RECORDS SUPPLIED —
## start

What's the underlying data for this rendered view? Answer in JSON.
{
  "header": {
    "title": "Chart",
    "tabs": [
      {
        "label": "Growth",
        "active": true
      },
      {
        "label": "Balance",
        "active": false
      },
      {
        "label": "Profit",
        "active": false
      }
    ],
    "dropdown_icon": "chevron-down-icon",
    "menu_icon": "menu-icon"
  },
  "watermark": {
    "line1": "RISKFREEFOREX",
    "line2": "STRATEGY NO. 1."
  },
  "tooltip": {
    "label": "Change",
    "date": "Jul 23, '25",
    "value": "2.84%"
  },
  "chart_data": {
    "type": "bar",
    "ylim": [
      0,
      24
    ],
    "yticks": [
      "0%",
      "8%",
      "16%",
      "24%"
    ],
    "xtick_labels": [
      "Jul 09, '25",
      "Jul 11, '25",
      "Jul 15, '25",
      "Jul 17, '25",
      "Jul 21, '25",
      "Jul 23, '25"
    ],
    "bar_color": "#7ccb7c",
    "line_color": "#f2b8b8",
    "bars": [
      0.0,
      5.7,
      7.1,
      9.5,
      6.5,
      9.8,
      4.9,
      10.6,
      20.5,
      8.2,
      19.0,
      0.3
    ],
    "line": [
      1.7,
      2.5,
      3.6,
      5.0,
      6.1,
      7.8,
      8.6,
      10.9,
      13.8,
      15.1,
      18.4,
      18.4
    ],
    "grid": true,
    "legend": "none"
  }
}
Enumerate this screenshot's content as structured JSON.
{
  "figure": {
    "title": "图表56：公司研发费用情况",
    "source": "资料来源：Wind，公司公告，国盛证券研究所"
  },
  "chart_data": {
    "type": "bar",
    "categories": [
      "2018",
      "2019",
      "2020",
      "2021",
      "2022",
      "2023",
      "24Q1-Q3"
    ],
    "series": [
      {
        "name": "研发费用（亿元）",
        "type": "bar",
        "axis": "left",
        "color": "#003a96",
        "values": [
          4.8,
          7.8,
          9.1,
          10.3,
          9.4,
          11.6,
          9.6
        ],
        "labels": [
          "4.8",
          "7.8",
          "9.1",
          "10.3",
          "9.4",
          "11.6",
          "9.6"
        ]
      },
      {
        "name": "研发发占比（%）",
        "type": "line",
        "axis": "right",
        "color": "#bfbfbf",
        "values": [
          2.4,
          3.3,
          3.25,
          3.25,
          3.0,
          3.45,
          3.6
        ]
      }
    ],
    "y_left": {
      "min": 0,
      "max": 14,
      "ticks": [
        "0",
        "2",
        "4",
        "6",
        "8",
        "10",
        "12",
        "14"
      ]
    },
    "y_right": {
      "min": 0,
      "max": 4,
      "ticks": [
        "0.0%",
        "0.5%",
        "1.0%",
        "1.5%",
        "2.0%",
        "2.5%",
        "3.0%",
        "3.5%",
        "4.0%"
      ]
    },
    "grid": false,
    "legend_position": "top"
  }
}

## end

TASK DIRECTIONS — Reproduce the records above exactly.

FINISHED EXERCISE —
What's the underlying data for this rendered view? Answer in JSON.
{
  "header": {
    "title": "Chart",
    "tabs": [
      {
        "label": "Growth",
        "active": true
      },
      {
        "label": "Balance",
        "active": false
      },
      {
        "label": "Profit",
        "active": false
      }
    ],
    "dropdown_icon": "chevron-down-icon",
    "menu_icon": "menu-icon"
  },
  "watermark": {
    "line1": "RISKFREEFOREX",
    "line2": "STRATEGY NO. 1."
  },
  "tooltip": {
    "label": "Change",
    "date": "Jul 23, '25",
    "value": "2.84%"
  },
  "chart_data": {
    "type": "bar",
    "ylim": [
      0,
      24
    ],
    "yticks": [
      "0%",
      "8%",
      "16%",
      "24%"
    ],
    "xtick_labels": [
      "Jul 09, '25",
      "Jul 11, '25",
      "Jul 15, '25",
      "Jul 17, '25",
      "Jul 21, '25",
      "Jul 23, '25"
    ],
    "bar_color": "#7ccb7c",
    "line_color": "#f2b8b8",
    "bars": [
      0.0,
      5.7,
      7.1,
      9.5,
      6.5,
      9.8,
      4.9,
      10.6,
      20.5,
      8.2,
      19.0,
      0.3
    ],
    "line": [
      1.7,
      2.5,
      3.6,
      5.0,
      6.1,
      7.8,
      8.6,
      10.9,
      13.8,
      15.1,
      18.4,
      18.4
    ],
    "grid": true,
    "legend": "none"
  }
}
Enumerate this screenshot's content as structured JSON.
{
  "figure": {
    "title": "图表56：公司研发费用情况",
    "source": "资料来源：Wind，公司公告，国盛证券研究所"
  },
  "chart_data": {
    "type": "bar",
    "categories": [
      "2018",
      "2019",
      "2020",
      "2021",
      "2022",
      "2023",
      "24Q1-Q3"
    ],
    "series": [
      {
        "name": "研发费用（亿元）",
        "type": "bar",
        "axis": "left",
        "color": "#003a96",
        "values": [
          4.8,
          7.8,
          9.1,
          10.3,
          9.4,
          11.6,
          9.6
        ],
        "labels": [
          "4.8",
          "7.8",
          "9.1",
          "10.3",
          "9.4",
          "11.6",
          "9.6"
        ]
      },
      {
        "name": "研发发占比（%）",
        "type": "line",
        "axis": "right",
        "color": "#bfbfbf",
        "values": [
          2.4,
          3.3,
          3.25,
          3.25,
          3.0,
          3.45,
          3.6
        ]
      }
    ],
    "y_left": {
      "min": 0,
      "max": 14,
      "ticks": [
        "0",
        "2",
        "4",
        "6",
        "8",
        "10",
        "12",
        "14"
      ]
    },
    "y_right": {
      "min": 0,
      "max": 4,
      "ticks": [
        "0.0%",
        "0.5%",
        "1.0%",
        "1.5%",
        "2.0%",
        "2.5%",
        "3.0%",
        "3.5%",
        "4.0%"
      ]
    },
    "grid": false,
    "legend_position": "top"
  }
}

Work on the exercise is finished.